*** 本文
各章の導入部分には、中学生の男の子が家族のサポートを受けて成長する様子を描いた漫画が配置され、続く読み物部分で「働くこと」に関するさまざまな疑問に答えを出しています。
実社会では職業の種類だけでなく、働き方も多様化しています。必ずしも給料が高ければ高いほどいいわけではない。幸せな働き方って何だろう。子どもたちが自分で考え、職業を選択する一助となる作品だと思います。 (谷島屋ららぽーと沼津店、岩田勝さん)
「はじめての ちきゅうえほん」てづかあけみ著、斉藤紀男監修 パイインターナショナル
地球の成り立ち、地中の様子、地球と月の関係など、地球科学や天文学の基礎知識を分かりやすく教えてくれる絵本です。
地殻の内側にマントルがあって、さらにその内側にコアがあり…といった専門的な話を鮮やかな色使いのイラストで丁寧に解説。例えば、深さ1万メートル超のマリアナ海溝を説明する上で、富士山やエベレストの高さを例に取り、その形を使っています。視覚的な分かりやすさがよく考慮されていると思います。
子ども向けの内容ですが、大人が地球や天体への興味関心を高めるきっかけにもなり得るでしょう。 (未来屋書店浜松市野店、溝口晴香さん)
■児童書名作■
「三びきのやぎのがらがらどん」マーシャ・ブラウン絵 瀬田貞二訳、福音館書店
一番大きいヤギの「がらがらどん」が恐ろしいトロルをやっつける場面は、何回読んでもワクワクします。
小さい「がらがらどん」は知恵で困難からうまく逃れ、中型はうまくやり過ごす。一方で大きい「がらがらどん」は力で困難に立ち向かう。二つの楽しさが同時に味わえます。ヤギたちは自分の得意なことを自覚し、物事に対処しています。
自分の力を理解し、それぞれができる範囲のことをすれば結果的にうまくいく。どんな人にも特性があって「できない」=「恥ずかしい」ではない。この作品はそんなことを教えてくれます。(県立中央図書館=静岡市駿河区、水井千保子さん)
「くだもの」平山和子作、福音館書店
リンゴ、桃、サクランボなど10種の果物を描いた絵本です。丸ごとの絵と、食べやすく切ったり皮をむいたりした絵などを組み合わせて「さあ どうぞ。」と読者に勧めます。果物が主役の「おいしそうな本」です。
シンプルで写実的な絵ですが、果物の特徴をよく捉えていて、読んでいると絵に引き込まれます。図書館のおはなし会での反応もいいですね。「さあ どうぞ。」の場面では、本に向かって手を伸ばす子どももいます。おいしそうに見えるからこそでしょう。
幼児向けですが、もう少し年齢が上の子どもも楽しめます。(同、安田宏美さん)
******
**取り組む課題:** 本文で紹介されている絵本「くだもの」には、何種類の果物が描かれているか答えてください。
*** データ抜粋
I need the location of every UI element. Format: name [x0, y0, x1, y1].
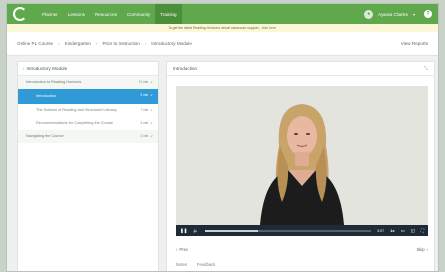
******
**完成した解答:** 10種の果物が描かれています。